- **Given records**
——

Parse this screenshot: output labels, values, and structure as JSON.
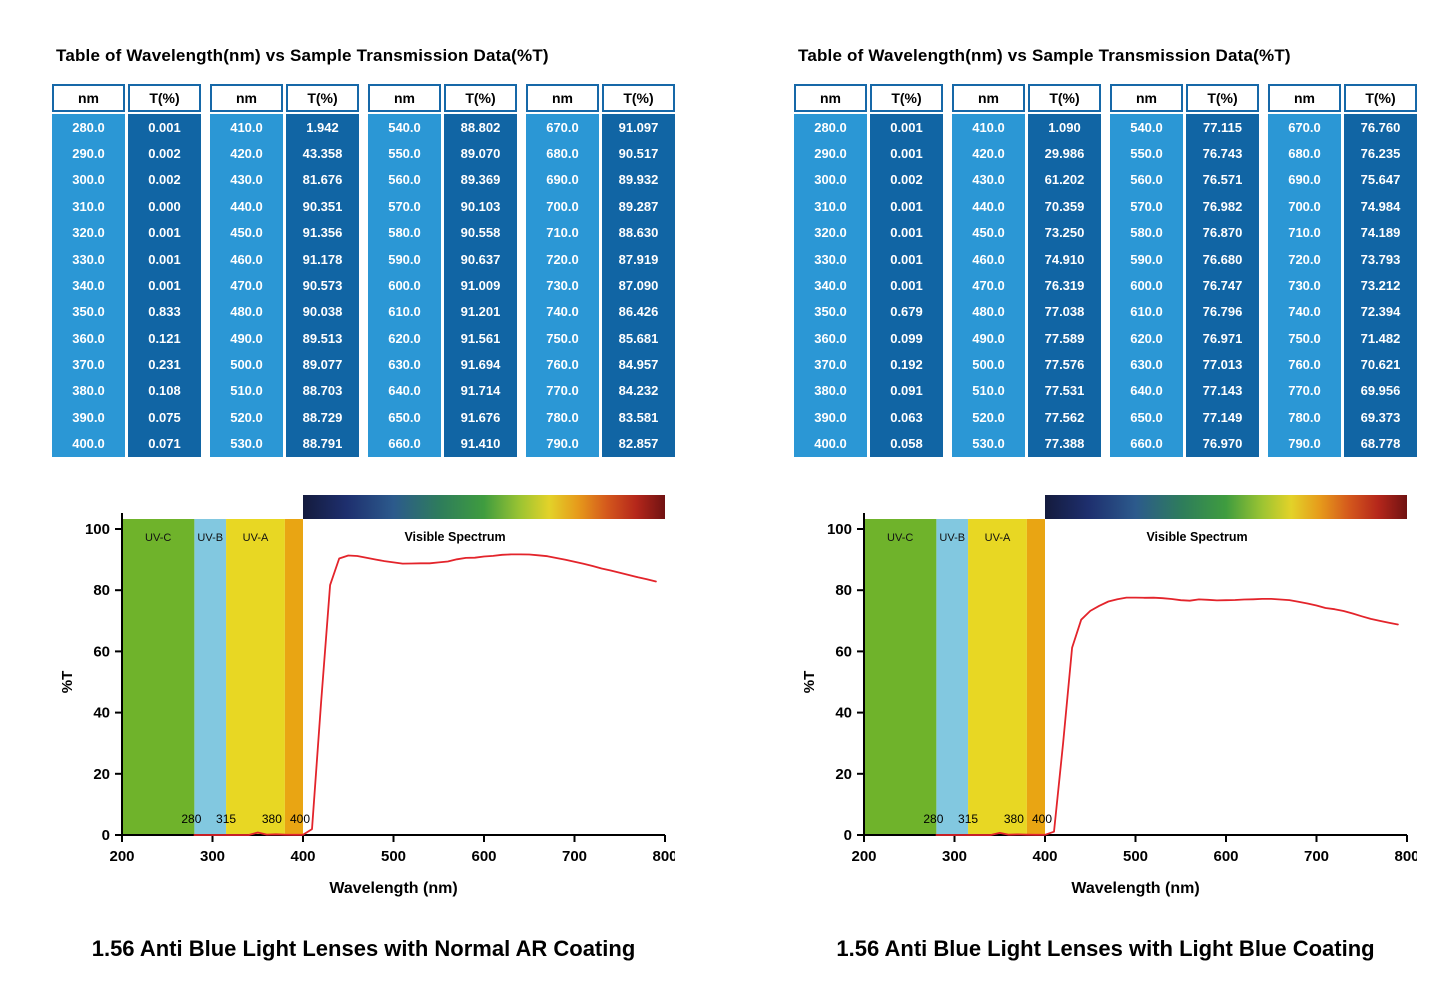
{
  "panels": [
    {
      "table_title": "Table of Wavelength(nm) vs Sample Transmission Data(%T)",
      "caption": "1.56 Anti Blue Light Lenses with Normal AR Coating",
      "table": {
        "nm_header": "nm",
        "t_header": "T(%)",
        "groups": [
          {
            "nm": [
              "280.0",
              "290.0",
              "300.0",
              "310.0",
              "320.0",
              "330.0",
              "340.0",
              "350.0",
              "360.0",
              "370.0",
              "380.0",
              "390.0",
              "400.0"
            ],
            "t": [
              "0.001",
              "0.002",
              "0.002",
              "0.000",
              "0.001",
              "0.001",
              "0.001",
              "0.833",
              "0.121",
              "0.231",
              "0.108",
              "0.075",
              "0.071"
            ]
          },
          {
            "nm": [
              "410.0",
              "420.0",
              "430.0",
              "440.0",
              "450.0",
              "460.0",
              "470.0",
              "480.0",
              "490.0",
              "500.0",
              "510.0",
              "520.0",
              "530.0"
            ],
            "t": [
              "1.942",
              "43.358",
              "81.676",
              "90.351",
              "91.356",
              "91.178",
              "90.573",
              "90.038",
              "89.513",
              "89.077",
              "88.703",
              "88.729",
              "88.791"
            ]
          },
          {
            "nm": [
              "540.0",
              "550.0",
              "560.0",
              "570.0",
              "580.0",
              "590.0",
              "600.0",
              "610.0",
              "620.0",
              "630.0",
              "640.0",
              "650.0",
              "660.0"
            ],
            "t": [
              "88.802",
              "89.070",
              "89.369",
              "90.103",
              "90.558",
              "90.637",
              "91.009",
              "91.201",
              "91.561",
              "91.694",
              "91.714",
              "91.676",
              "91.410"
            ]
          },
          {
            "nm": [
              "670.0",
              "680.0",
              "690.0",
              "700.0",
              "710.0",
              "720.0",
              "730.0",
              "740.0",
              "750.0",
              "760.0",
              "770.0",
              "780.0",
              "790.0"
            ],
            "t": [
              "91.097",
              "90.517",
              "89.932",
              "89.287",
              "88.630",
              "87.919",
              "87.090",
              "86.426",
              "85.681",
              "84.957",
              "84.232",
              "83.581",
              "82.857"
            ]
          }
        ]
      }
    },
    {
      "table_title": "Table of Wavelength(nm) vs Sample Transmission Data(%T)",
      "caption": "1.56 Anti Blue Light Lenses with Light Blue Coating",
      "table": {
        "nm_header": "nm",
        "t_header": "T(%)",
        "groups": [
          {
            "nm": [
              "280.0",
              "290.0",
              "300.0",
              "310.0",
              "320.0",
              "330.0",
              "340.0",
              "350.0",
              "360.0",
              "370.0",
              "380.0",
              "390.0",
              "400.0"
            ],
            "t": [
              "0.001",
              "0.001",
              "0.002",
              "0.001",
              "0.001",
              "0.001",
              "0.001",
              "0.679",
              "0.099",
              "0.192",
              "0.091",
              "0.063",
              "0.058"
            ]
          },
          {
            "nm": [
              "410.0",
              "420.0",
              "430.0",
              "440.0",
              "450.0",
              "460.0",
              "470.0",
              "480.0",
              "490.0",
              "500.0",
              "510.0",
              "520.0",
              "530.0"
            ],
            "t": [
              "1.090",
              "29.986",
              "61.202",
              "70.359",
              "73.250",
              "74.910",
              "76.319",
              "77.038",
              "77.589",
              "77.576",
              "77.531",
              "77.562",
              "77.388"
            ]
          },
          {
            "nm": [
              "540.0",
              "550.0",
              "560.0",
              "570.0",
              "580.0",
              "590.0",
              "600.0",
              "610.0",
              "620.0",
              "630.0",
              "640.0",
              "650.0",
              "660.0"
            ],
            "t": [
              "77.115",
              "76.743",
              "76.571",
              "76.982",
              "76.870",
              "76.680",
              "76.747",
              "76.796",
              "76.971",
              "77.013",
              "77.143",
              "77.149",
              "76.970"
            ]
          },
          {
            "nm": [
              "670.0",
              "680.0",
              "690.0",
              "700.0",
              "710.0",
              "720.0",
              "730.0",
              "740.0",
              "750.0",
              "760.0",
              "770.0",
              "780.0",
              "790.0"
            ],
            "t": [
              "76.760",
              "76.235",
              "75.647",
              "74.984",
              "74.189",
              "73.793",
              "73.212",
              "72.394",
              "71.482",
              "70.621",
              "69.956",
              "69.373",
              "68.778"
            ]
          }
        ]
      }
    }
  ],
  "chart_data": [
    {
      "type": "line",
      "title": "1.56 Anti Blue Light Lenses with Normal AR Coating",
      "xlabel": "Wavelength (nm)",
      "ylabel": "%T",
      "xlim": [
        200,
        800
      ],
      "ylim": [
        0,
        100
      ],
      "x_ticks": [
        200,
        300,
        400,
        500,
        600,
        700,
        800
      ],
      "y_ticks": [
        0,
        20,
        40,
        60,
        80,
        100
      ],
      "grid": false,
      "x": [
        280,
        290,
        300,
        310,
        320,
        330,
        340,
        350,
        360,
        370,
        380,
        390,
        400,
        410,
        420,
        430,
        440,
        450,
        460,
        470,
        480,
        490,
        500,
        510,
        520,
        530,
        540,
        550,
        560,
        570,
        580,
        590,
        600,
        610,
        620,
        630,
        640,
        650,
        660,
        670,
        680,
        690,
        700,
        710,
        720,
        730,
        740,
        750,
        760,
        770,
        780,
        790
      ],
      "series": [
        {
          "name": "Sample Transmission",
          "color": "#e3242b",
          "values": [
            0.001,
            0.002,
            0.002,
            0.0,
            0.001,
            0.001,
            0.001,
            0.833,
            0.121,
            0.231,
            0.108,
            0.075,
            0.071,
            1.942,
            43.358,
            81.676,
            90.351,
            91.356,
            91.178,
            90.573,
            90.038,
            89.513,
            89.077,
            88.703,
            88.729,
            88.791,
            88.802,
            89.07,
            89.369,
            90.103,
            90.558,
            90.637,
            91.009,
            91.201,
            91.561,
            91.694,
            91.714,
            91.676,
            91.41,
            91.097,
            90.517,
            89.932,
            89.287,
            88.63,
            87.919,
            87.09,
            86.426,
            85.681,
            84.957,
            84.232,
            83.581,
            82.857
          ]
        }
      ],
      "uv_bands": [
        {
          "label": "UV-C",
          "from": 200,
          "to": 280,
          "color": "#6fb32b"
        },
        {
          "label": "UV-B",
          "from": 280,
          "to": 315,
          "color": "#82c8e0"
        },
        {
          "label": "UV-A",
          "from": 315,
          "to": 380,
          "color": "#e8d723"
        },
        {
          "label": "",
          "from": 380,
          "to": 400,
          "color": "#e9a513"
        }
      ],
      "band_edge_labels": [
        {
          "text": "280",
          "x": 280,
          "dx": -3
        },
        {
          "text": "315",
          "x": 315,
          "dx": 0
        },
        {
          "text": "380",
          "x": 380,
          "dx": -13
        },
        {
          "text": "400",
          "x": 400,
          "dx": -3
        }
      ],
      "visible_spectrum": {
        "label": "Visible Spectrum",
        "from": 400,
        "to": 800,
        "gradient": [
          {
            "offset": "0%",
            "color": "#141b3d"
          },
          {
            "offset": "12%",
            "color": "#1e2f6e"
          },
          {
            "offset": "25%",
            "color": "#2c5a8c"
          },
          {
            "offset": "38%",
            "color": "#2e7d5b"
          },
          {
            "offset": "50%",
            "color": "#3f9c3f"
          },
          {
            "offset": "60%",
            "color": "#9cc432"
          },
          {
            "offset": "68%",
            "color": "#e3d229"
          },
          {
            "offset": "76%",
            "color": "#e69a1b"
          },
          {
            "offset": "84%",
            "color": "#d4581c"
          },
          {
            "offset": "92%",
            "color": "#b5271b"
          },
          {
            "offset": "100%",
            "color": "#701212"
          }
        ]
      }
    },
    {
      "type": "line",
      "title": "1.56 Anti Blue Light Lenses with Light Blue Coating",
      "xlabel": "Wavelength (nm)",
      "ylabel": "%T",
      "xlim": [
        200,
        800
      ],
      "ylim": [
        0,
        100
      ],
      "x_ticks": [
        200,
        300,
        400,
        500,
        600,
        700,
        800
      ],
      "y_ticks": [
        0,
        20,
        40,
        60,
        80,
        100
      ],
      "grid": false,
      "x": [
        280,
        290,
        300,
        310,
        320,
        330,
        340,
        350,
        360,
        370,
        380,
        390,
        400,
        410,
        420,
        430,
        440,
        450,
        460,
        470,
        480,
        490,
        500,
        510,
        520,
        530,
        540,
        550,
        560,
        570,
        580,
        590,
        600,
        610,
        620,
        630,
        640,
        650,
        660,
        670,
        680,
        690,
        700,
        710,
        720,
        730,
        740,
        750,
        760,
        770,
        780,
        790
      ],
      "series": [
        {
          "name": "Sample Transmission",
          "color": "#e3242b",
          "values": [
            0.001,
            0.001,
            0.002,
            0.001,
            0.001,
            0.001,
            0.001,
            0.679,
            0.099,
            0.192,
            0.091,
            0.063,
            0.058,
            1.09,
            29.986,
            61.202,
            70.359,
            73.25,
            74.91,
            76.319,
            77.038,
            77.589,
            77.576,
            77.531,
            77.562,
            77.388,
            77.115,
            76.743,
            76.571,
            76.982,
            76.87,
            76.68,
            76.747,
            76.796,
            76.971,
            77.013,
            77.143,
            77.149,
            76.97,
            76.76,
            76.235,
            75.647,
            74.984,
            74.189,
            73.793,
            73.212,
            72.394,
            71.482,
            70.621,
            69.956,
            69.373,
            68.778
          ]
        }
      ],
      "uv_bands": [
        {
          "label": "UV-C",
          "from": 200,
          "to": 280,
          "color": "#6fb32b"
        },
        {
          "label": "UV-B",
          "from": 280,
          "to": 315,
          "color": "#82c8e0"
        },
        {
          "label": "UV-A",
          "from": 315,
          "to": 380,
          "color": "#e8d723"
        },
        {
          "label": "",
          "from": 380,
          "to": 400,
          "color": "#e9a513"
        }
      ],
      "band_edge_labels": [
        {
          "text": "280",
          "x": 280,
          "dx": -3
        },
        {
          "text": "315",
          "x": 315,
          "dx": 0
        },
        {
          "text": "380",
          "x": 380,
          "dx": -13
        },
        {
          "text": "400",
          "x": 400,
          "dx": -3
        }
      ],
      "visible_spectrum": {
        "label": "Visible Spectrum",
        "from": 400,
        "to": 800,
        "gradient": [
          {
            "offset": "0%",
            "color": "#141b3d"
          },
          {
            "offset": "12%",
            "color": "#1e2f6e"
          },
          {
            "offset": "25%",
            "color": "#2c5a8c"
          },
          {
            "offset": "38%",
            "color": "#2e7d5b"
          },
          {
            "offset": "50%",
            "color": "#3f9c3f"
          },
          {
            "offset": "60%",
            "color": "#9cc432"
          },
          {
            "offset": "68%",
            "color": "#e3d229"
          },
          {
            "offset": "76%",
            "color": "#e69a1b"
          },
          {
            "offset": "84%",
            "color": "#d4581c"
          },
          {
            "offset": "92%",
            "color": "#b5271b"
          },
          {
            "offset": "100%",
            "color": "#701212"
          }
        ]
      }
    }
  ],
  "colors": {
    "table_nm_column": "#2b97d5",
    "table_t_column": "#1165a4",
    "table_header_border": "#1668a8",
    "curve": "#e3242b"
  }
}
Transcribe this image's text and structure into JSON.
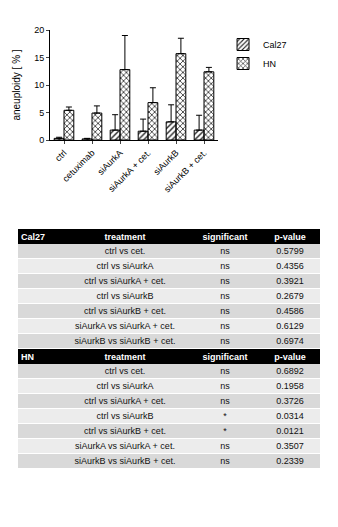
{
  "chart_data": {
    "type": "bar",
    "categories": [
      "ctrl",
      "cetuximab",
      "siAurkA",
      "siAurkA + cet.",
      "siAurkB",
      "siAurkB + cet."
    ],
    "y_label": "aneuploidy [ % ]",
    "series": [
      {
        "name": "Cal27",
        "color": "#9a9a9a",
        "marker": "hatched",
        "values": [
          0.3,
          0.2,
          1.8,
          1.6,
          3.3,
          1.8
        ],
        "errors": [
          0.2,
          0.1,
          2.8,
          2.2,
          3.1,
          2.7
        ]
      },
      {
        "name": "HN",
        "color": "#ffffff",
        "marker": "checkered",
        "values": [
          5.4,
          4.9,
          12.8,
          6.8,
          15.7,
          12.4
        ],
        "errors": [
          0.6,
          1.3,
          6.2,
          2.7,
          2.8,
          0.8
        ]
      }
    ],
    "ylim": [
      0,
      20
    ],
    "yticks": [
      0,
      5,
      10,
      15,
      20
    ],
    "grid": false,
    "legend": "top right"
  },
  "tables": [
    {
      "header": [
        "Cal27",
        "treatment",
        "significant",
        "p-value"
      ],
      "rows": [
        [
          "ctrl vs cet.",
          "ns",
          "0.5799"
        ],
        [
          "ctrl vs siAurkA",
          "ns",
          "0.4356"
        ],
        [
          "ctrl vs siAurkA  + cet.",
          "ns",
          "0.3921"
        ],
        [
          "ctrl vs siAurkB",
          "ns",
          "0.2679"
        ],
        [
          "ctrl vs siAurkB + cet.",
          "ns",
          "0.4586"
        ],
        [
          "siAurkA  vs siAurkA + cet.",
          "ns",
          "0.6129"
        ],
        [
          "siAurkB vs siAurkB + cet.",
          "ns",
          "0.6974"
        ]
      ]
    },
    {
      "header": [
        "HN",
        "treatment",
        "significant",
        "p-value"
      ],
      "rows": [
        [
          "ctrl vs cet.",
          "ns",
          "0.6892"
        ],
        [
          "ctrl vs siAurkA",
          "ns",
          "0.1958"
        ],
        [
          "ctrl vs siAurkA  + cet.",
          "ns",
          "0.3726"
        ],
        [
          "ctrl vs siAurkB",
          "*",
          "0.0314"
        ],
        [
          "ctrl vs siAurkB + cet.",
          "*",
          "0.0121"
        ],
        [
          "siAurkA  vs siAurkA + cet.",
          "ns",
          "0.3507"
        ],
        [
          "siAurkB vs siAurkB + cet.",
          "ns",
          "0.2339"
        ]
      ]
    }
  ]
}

——

- **Stated exercise**
Return each line with "JSON".

- **Response**
Parse this screenshot: output labels, values, and structure as JSON.
Transcribe this image's text and structure into JSON.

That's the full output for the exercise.